*Records shown:*
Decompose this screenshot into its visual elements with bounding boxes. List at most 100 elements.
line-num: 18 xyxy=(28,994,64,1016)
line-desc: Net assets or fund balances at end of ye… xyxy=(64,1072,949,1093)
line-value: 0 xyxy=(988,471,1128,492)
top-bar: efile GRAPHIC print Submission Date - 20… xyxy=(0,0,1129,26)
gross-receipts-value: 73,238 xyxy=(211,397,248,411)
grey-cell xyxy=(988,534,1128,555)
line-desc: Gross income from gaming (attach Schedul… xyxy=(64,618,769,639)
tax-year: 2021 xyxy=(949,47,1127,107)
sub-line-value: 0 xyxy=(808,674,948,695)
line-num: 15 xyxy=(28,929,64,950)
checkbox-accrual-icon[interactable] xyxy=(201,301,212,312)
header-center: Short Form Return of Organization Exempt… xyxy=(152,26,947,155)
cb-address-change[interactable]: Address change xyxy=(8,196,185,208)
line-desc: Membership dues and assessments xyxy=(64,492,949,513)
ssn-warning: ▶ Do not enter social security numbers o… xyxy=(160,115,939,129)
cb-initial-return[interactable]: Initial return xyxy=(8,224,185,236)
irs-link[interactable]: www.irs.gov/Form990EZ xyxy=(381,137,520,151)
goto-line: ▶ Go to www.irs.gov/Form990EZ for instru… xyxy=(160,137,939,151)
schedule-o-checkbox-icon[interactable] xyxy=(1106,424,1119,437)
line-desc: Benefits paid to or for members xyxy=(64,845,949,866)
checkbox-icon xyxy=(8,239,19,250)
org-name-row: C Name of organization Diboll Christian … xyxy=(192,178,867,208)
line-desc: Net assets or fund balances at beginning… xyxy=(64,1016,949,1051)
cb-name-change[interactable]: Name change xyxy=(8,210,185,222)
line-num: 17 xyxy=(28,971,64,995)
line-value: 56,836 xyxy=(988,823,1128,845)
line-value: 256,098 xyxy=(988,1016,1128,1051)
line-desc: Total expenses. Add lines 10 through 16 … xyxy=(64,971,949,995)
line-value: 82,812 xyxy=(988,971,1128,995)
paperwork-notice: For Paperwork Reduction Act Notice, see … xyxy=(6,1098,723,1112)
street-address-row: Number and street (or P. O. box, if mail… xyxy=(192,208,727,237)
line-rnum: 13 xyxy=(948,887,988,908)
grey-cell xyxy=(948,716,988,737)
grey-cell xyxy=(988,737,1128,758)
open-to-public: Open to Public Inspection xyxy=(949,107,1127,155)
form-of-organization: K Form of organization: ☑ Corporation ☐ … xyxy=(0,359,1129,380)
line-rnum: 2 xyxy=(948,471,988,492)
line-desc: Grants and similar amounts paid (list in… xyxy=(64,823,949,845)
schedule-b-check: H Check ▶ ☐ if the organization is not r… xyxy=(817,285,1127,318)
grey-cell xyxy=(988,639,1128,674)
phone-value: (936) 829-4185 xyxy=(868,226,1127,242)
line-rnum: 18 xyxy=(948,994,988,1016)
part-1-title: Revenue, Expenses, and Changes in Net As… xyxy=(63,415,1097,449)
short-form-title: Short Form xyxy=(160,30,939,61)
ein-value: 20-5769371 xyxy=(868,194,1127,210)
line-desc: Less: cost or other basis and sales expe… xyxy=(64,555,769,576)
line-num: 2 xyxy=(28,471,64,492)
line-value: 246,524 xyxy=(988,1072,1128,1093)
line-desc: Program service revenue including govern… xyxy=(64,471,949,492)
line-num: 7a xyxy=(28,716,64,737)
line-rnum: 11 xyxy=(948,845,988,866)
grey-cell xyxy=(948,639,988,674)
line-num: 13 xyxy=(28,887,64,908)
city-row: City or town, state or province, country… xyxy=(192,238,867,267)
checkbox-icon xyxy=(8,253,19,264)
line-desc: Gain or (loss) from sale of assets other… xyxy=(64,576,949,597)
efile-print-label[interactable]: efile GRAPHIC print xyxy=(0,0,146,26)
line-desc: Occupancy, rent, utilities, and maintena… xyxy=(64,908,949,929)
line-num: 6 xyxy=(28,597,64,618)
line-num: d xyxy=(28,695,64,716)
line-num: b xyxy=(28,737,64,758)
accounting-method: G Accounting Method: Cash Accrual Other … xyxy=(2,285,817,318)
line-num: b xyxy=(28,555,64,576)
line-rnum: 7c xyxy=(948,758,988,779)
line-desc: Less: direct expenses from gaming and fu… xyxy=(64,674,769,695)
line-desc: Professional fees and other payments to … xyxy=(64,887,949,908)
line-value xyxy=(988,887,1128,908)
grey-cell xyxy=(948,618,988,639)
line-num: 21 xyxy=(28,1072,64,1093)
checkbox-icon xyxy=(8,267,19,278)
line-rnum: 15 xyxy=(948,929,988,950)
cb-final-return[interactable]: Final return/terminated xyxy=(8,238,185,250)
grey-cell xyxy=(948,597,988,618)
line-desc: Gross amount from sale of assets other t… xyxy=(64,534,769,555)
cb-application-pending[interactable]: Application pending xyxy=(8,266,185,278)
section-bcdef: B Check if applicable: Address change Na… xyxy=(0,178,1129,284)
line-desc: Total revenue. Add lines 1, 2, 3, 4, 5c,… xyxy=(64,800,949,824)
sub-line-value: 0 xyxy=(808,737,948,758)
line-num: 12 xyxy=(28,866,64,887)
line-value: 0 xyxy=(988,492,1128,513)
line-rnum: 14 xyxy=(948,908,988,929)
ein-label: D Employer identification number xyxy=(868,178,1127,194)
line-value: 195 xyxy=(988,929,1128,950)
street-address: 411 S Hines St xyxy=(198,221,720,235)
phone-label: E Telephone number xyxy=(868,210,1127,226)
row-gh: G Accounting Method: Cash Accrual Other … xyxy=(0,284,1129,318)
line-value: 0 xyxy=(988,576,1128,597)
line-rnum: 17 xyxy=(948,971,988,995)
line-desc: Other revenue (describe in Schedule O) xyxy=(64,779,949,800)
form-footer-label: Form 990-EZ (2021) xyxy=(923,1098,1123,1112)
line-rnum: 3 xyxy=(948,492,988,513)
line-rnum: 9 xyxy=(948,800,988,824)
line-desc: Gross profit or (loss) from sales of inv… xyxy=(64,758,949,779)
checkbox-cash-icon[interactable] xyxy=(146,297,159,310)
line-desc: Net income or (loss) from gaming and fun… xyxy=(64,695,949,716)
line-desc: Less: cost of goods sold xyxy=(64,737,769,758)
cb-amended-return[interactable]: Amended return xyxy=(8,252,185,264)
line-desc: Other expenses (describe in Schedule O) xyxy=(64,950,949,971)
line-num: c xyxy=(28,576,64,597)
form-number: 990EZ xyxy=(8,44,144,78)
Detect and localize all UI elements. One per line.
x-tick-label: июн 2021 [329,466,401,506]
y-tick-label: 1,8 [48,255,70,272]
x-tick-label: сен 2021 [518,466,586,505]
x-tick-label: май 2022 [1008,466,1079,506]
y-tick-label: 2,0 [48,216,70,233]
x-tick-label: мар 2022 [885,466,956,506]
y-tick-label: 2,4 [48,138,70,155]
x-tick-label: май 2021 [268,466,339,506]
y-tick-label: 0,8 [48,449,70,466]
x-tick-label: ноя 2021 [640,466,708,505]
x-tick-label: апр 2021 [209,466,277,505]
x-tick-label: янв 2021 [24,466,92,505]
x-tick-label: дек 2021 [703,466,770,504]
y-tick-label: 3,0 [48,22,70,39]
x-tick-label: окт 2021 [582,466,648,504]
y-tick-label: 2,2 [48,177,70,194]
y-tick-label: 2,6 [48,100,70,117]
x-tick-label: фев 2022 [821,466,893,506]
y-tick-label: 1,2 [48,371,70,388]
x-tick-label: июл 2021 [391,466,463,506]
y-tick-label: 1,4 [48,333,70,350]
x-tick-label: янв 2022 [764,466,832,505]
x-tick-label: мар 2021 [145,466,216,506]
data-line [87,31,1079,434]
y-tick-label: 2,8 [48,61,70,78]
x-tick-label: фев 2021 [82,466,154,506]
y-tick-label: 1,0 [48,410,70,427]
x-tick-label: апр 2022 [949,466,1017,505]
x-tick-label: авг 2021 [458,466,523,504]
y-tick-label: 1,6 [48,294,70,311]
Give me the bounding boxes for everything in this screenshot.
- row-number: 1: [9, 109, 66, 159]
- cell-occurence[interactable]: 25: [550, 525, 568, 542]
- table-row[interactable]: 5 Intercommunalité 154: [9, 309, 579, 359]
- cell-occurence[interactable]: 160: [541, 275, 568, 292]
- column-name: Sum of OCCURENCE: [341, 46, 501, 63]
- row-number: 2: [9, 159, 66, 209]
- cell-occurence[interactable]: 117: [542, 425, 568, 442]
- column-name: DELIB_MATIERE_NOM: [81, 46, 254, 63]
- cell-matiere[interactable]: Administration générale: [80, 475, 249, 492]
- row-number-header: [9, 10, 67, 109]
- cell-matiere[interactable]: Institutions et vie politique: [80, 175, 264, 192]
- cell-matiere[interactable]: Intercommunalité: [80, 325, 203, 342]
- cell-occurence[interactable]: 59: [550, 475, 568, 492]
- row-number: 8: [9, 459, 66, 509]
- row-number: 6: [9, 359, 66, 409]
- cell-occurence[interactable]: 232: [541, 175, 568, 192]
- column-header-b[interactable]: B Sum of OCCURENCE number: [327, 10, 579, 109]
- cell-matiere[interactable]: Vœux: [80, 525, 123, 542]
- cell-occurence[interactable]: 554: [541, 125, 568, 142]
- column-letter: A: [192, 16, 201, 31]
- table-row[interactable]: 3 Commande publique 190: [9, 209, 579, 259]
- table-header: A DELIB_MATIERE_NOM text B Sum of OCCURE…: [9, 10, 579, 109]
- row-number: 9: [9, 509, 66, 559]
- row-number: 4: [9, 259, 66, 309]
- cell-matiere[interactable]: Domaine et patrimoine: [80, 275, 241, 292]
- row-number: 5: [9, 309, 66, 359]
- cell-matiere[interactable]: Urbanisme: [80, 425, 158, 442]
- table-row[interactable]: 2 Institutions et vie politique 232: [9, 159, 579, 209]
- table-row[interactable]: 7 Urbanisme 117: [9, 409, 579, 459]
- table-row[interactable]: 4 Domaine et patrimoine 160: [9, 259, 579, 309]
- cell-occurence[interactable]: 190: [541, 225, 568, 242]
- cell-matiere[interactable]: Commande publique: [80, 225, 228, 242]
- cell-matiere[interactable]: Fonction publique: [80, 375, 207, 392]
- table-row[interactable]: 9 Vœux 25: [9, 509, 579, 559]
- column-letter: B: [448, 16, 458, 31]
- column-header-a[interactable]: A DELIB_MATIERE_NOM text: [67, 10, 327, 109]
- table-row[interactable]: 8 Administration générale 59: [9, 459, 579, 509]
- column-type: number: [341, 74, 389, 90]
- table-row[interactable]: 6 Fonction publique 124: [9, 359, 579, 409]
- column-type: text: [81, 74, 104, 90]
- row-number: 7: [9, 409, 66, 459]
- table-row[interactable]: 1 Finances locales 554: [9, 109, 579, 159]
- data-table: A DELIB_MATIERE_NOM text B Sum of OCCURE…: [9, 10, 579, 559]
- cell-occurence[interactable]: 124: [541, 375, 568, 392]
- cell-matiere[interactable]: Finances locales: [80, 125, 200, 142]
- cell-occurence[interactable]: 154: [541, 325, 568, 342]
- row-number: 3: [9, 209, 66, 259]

*Aim:*
Arrange the listing from its first line through the line containing "checkbox-accrual-icon[interactable] xyxy=(201,301,212,312)" as a Markdown table with the columns Row and Line, numbering each row and omitting any blank lines.

*Answer to this task:*
| Row | Line |
|---|---|
| 1 | Decompose this screenshot into its visual elements with bounding boxes. List at most 100 elements. |
| 2 | line-num: 18 xyxy=(28,994,64,1016) |
| 3 | line-desc: Net assets or fund balances at end of ye… xyxy=(64,1072,949,1093) |
| 4 | line-value: 0 xyxy=(988,471,1128,492) |
| 5 | top-bar: efile GRAPHIC print Submission Date - 20… xyxy=(0,0,1129,26) |
| 6 | gross-receipts-value: 73,238 xyxy=(211,397,248,411) |
| 7 | grey-cell xyxy=(988,534,1128,555) |
| 8 | line-desc: Gross income from gaming (attach Schedul… xyxy=(64,618,769,639) |
| 9 | tax-year: 2021 xyxy=(949,47,1127,107) |
| 10 | sub-line-value: 0 xyxy=(808,674,948,695) |
| 11 | line-num: 15 xyxy=(28,929,64,950) |
| 12 | checkbox-accrual-icon[interactable] xyxy=(201,301,212,312) |